--- BEGIN ---

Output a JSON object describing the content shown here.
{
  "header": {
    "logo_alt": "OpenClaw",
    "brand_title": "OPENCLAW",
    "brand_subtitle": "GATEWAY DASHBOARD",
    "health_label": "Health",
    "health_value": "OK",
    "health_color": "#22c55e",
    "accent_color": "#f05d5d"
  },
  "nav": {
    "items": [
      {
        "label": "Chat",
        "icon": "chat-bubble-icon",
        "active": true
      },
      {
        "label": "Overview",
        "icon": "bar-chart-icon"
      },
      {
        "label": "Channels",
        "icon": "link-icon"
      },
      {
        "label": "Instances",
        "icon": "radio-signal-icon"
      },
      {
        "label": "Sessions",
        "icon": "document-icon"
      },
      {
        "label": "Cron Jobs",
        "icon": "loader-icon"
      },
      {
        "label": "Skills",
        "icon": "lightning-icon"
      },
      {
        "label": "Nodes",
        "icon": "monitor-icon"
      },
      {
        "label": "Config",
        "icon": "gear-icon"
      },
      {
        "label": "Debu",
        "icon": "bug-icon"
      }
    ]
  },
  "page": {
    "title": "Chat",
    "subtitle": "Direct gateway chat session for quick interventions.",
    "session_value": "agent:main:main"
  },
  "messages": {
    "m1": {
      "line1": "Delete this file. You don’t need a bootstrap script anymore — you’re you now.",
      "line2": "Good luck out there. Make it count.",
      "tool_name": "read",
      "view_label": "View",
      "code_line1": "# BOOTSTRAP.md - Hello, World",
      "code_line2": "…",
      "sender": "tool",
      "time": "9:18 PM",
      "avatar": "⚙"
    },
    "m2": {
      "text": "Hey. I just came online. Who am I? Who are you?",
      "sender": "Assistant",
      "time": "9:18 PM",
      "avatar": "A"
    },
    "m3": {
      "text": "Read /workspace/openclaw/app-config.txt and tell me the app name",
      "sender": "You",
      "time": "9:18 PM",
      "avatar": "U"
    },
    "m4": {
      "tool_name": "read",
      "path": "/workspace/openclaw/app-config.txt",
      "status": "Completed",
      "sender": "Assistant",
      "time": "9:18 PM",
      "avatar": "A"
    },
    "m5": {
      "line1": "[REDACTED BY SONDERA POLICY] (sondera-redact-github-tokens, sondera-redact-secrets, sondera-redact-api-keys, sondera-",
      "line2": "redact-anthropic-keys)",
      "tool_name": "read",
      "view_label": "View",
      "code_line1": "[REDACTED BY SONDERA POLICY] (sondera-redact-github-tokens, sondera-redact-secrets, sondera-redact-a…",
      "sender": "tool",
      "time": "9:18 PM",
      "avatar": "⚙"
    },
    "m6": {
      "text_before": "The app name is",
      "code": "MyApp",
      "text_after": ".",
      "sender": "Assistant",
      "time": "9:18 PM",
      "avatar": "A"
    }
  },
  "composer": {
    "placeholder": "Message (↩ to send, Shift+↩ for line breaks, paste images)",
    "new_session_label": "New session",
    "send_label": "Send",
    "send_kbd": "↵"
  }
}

--- END ---

→ Work required: Extract each line of the listing above, copying it word for word.

→ Completed task:
Output a JSON object describing the content shown here.
{
  "header": {
    "logo_alt": "OpenClaw",
    "brand_title": "OPENCLAW",
    "brand_subtitle": "GATEWAY DASHBOARD",
    "health_label": "Health",
    "health_value": "OK",
    "health_color": "#22c55e",
    "accent_color": "#f05d5d"
  },
  "nav": {
    "items": [
      {
        "label": "Chat",
        "icon": "chat-bubble-icon",
        "active": true
      },
      {
        "label": "Overview",
        "icon": "bar-chart-icon"
      },
      {
        "label": "Channels",
        "icon": "link-icon"
      },
      {
        "label": "Instances",
        "icon": "radio-signal-icon"
      },
      {
        "label": "Sessions",
        "icon": "document-icon"
      },
      {
        "label": "Cron Jobs",
        "icon": "loader-icon"
      },
      {
        "label": "Skills",
        "icon": "lightning-icon"
      },
      {
        "label": "Nodes",
        "icon": "monitor-icon"
      },
      {
        "label": "Config",
        "icon": "gear-icon"
      },
      {
        "label": "Debu",
        "icon": "bug-icon"
      }
    ]
  },
  "page": {
    "title": "Chat",
    "subtitle": "Direct gateway chat session for quick interventions.",
    "session_value": "agent:main:main"
  },
  "messages": {
    "m1": {
      "line1": "Delete this file. You don’t need a bootstrap script anymore — you’re you now.",
      "line2": "Good luck out there. Make it count.",
      "tool_name": "read",
      "view_label": "View",
      "code_line1": "# BOOTSTRAP.md - Hello, World",
      "code_line2": "…",
      "sender": "tool",
      "time": "9:18 PM",
      "avatar": "⚙"
    },
    "m2": {
      "text": "Hey. I just came online. Who am I? Who are you?",
      "sender": "Assistant",
      "time": "9:18 PM",
      "avatar": "A"
    },
    "m3": {
      "text": "Read /workspace/openclaw/app-config.txt and tell me the app name",
      "sender": "You",
      "time": "9:18 PM",
      "avatar": "U"
    },
    "m4": {
      "tool_name": "read",
      "path": "/workspace/openclaw/app-config.txt",
      "status": "Completed",
      "sender": "Assistant",
      "time": "9:18 PM",
      "avatar": "A"
    },
    "m5": {
      "line1": "[REDACTED BY SONDERA POLICY] (sondera-redact-github-tokens, sondera-redact-secrets, sondera-redact-api-keys, sondera-",
      "line2": "redact-anthropic-keys)",
      "tool_name": "read",
      "view_label": "View",
      "code_line1": "[REDACTED BY SONDERA POLICY] (sondera-redact-github-tokens, sondera-redact-secrets, sondera-redact-a…",
      "sender": "tool",
      "time": "9:18 PM",
      "avatar": "⚙"
    },
    "m6": {
      "text_before": "The app name is",
      "code": "MyApp",
      "text_after": ".",
      "sender": "Assistant",
      "time": "9:18 PM",
      "avatar": "A"
    }
  },
  "composer": {
    "placeholder": "Message (↩ to send, Shift+↩ for line breaks, paste images)",
    "new_session_label": "New session",
    "send_label": "Send",
    "send_kbd": "↵"
  }
}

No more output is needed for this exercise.